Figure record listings
──────
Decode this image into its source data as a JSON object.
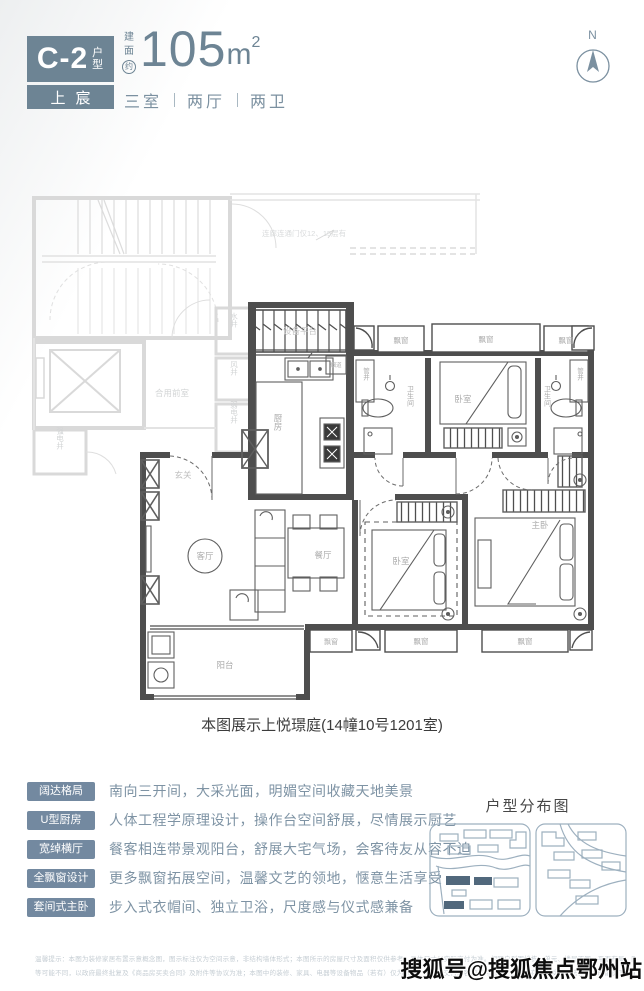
{
  "header": {
    "unit_code": "C-2",
    "unit_type": "户型",
    "brand": "上宸",
    "area_prefix": [
      "建",
      "面",
      "约"
    ],
    "area_value": "105",
    "area_unit": "m",
    "area_sup": "2",
    "spec": [
      "三室",
      "两厅",
      "两卫"
    ],
    "compass": "N"
  },
  "plan": {
    "corridor_note": "连廊连通门仅12、15层有",
    "caption": "本图展示上悦璟庭(14幢10号1201室)",
    "rooms": {
      "shared_lobby": "合用前室",
      "water_shaft": "水井",
      "air_shaft": "风井",
      "weak_shaft": "弱电井",
      "strong_shaft": "强电井",
      "equip_platform": "设备平台",
      "kitchen": "厨房",
      "flue": "烟道",
      "pipe_shaft": "管井",
      "bath": "卫生间",
      "bedroom": "卧室",
      "master": "主卧",
      "living": "客厅",
      "dining": "餐厅",
      "balcony": "阳台",
      "bay": "飘窗",
      "entry": "玄关"
    }
  },
  "features": {
    "items": [
      {
        "label": "阔达格局",
        "text": "南向三开间，大采光面，明媚空间收藏天地美景"
      },
      {
        "label": "U型厨房",
        "text": "人体工程学原理设计，操作台空间舒展，尽情展示厨艺"
      },
      {
        "label": "宽绰横厅",
        "text": "餐客相连带景观阳台，舒展大宅气场，会客待友从容不迫"
      },
      {
        "label": "全飘窗设计",
        "text": "更多飘窗拓展空间，温馨文艺的领地，惬意生活享受"
      },
      {
        "label": "套间式主卧",
        "text": "步入式衣帽间、独立卫浴，尺度感与仪式感兼备"
      }
    ]
  },
  "distribution": {
    "title": "户型分布图"
  },
  "disclaimer": {
    "line1": "温馨提示：本图为装修家居布置示意概念图，图示标注仅为空间示意，非结构墙体形式；本图所示的房屋尺寸及面积仅供参考，具体尺寸以实际交付为准。相同户型因楼栋、单元、楼层不同，平面布局、阳台、窗台、飘窗、管井位置、外立面、设备平台",
    "line2": "等可能不同，以政府最终批复及《商品房买卖合同》及附件等协议为准；本图中的装修、家具、电器等设备物品（若有）仅为示意，不作为交付内容和交付标准。出卖人在不违反国家法律法规的前提下保留对本图的解释权。"
  },
  "watermark": {
    "text": "搜狐号@搜狐焦点鄂州站"
  }
}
──────
TASK PROMPT: Restate the whole listing above exactly, except for its images.

RESULT FOR THIS EXERCISE:
Decode this image into its source data as a JSON object.
{
  "header": {
    "unit_code": "C-2",
    "unit_type": "户型",
    "brand": "上宸",
    "area_prefix": [
      "建",
      "面",
      "约"
    ],
    "area_value": "105",
    "area_unit": "m",
    "area_sup": "2",
    "spec": [
      "三室",
      "两厅",
      "两卫"
    ],
    "compass": "N"
  },
  "plan": {
    "corridor_note": "连廊连通门仅12、15层有",
    "caption": "本图展示上悦璟庭(14幢10号1201室)",
    "rooms": {
      "shared_lobby": "合用前室",
      "water_shaft": "水井",
      "air_shaft": "风井",
      "weak_shaft": "弱电井",
      "strong_shaft": "强电井",
      "equip_platform": "设备平台",
      "kitchen": "厨房",
      "flue": "烟道",
      "pipe_shaft": "管井",
      "bath": "卫生间",
      "bedroom": "卧室",
      "master": "主卧",
      "living": "客厅",
      "dining": "餐厅",
      "balcony": "阳台",
      "bay": "飘窗",
      "entry": "玄关"
    }
  },
  "features": {
    "items": [
      {
        "label": "阔达格局",
        "text": "南向三开间，大采光面，明媚空间收藏天地美景"
      },
      {
        "label": "U型厨房",
        "text": "人体工程学原理设计，操作台空间舒展，尽情展示厨艺"
      },
      {
        "label": "宽绰横厅",
        "text": "餐客相连带景观阳台，舒展大宅气场，会客待友从容不迫"
      },
      {
        "label": "全飘窗设计",
        "text": "更多飘窗拓展空间，温馨文艺的领地，惬意生活享受"
      },
      {
        "label": "套间式主卧",
        "text": "步入式衣帽间、独立卫浴，尺度感与仪式感兼备"
      }
    ]
  },
  "distribution": {
    "title": "户型分布图"
  },
  "disclaimer": {
    "line1": "温馨提示：本图为装修家居布置示意概念图，图示标注仅为空间示意，非结构墙体形式；本图所示的房屋尺寸及面积仅供参考，具体尺寸以实际交付为准。相同户型因楼栋、单元、楼层不同，平面布局、阳台、窗台、飘窗、管井位置、外立面、设备平台",
    "line2": "等可能不同，以政府最终批复及《商品房买卖合同》及附件等协议为准；本图中的装修、家具、电器等设备物品（若有）仅为示意，不作为交付内容和交付标准。出卖人在不违反国家法律法规的前提下保留对本图的解释权。"
  },
  "watermark": {
    "text": "搜狐号@搜狐焦点鄂州站"
  }
}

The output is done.